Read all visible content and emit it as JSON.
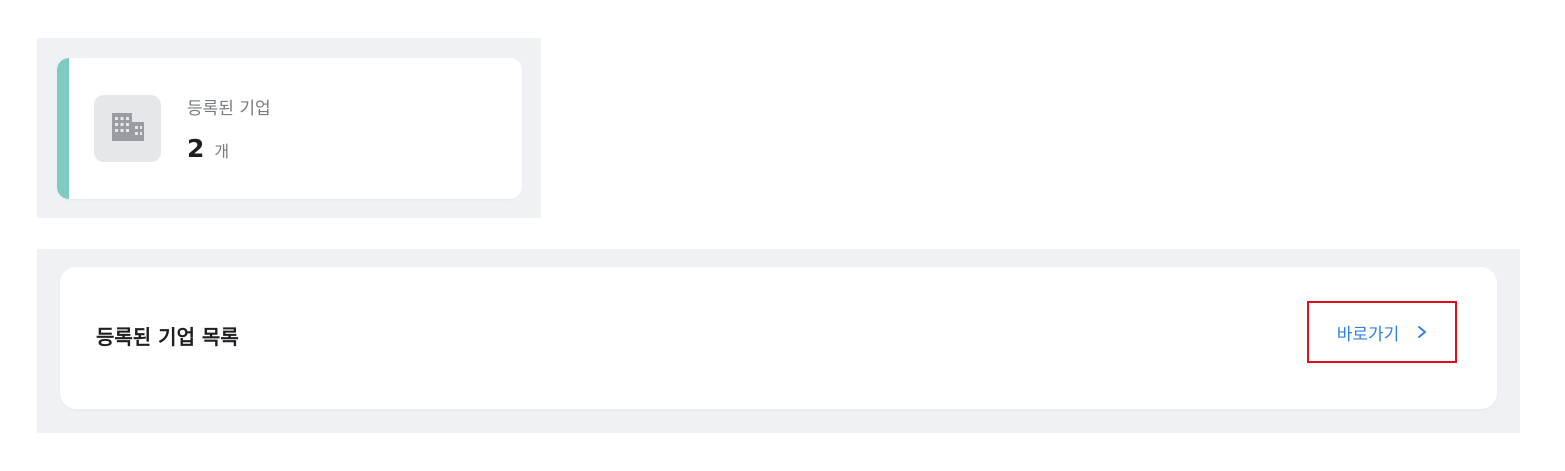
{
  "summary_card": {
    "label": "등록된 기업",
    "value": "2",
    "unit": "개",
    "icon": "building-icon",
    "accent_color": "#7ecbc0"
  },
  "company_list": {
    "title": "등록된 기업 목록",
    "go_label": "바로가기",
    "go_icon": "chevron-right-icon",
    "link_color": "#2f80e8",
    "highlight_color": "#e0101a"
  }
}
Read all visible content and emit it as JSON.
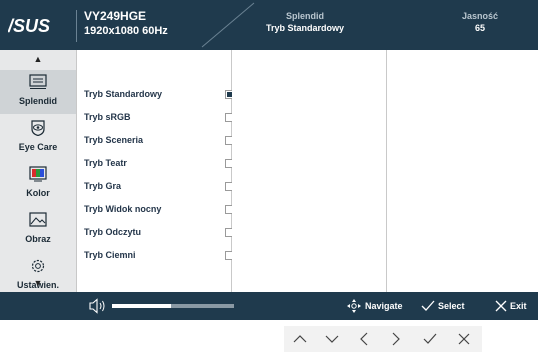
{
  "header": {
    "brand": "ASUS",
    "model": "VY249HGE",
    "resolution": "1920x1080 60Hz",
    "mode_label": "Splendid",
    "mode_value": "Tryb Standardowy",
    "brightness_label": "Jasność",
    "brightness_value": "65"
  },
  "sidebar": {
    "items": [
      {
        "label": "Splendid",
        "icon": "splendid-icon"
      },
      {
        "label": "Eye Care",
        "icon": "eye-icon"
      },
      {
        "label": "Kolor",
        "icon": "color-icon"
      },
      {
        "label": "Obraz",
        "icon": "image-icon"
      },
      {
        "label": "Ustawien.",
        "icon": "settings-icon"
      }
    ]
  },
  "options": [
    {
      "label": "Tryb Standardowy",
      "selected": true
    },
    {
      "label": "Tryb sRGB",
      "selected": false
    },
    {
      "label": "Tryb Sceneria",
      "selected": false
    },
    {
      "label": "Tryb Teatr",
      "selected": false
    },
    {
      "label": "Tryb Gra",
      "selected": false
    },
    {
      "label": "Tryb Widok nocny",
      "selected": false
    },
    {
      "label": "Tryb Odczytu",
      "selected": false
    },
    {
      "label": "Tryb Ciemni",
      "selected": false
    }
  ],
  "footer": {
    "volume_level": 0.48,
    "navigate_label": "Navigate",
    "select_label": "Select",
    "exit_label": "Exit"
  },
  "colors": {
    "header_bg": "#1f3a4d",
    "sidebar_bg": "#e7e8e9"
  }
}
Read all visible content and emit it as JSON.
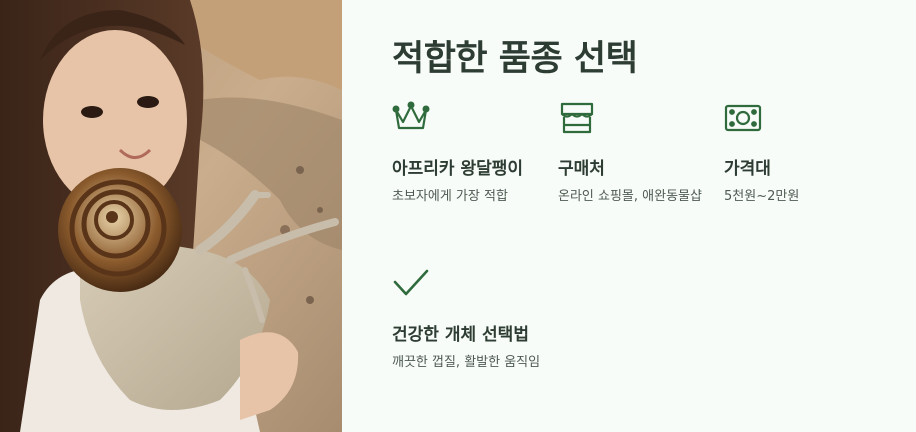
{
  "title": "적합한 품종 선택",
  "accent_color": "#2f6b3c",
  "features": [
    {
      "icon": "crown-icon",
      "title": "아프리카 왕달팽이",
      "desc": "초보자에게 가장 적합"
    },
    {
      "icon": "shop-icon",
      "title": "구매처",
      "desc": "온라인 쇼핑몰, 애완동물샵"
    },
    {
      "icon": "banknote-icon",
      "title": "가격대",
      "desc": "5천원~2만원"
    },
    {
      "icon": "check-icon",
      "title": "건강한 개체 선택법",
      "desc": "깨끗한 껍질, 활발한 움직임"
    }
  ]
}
------------------------
■ **Exercise requirements**:
Using the data above, write out every line exactly, leaving the images behind.

■ **Task result**:
Read all visible content and emit it as JSON.
{
  "summary_card": {
    "label": "등록된 기업",
    "value": "2",
    "unit": "개",
    "icon": "building-icon",
    "accent_color": "#7ecbc0"
  },
  "company_list": {
    "title": "등록된 기업 목록",
    "go_label": "바로가기",
    "go_icon": "chevron-right-icon",
    "link_color": "#2f80e8",
    "highlight_color": "#e0101a"
  }
}
Read all visible content and emit it as JSON.
{
  "header": {
    "brand": "ASUS",
    "model": "VY249HGE",
    "resolution": "1920x1080 60Hz",
    "mode_label": "Splendid",
    "mode_value": "Tryb Standardowy",
    "brightness_label": "Jasność",
    "brightness_value": "65"
  },
  "sidebar": {
    "items": [
      {
        "label": "Splendid",
        "icon": "splendid-icon"
      },
      {
        "label": "Eye Care",
        "icon": "eye-icon"
      },
      {
        "label": "Kolor",
        "icon": "color-icon"
      },
      {
        "label": "Obraz",
        "icon": "image-icon"
      },
      {
        "label": "Ustawien.",
        "icon": "settings-icon"
      }
    ]
  },
  "options": [
    {
      "label": "Tryb Standardowy",
      "selected": true
    },
    {
      "label": "Tryb sRGB",
      "selected": false
    },
    {
      "label": "Tryb Sceneria",
      "selected": false
    },
    {
      "label": "Tryb Teatr",
      "selected": false
    },
    {
      "label": "Tryb Gra",
      "selected": false
    },
    {
      "label": "Tryb Widok nocny",
      "selected": false
    },
    {
      "label": "Tryb Odczytu",
      "selected": false
    },
    {
      "label": "Tryb Ciemni",
      "selected": false
    }
  ],
  "footer": {
    "volume_level": 0.48,
    "navigate_label": "Navigate",
    "select_label": "Select",
    "exit_label": "Exit"
  },
  "colors": {
    "header_bg": "#1f3a4d",
    "sidebar_bg": "#e7e8e9"
  }
}
Read all visible content and emit it as JSON.
{
  "title": "적합한 품종 선택",
  "accent_color": "#2f6b3c",
  "features": [
    {
      "icon": "crown-icon",
      "title": "아프리카 왕달팽이",
      "desc": "초보자에게 가장 적합"
    },
    {
      "icon": "shop-icon",
      "title": "구매처",
      "desc": "온라인 쇼핑몰, 애완동물샵"
    },
    {
      "icon": "banknote-icon",
      "title": "가격대",
      "desc": "5천원~2만원"
    },
    {
      "icon": "check-icon",
      "title": "건강한 개체 선택법",
      "desc": "깨끗한 껍질, 활발한 움직임"
    }
  ]
}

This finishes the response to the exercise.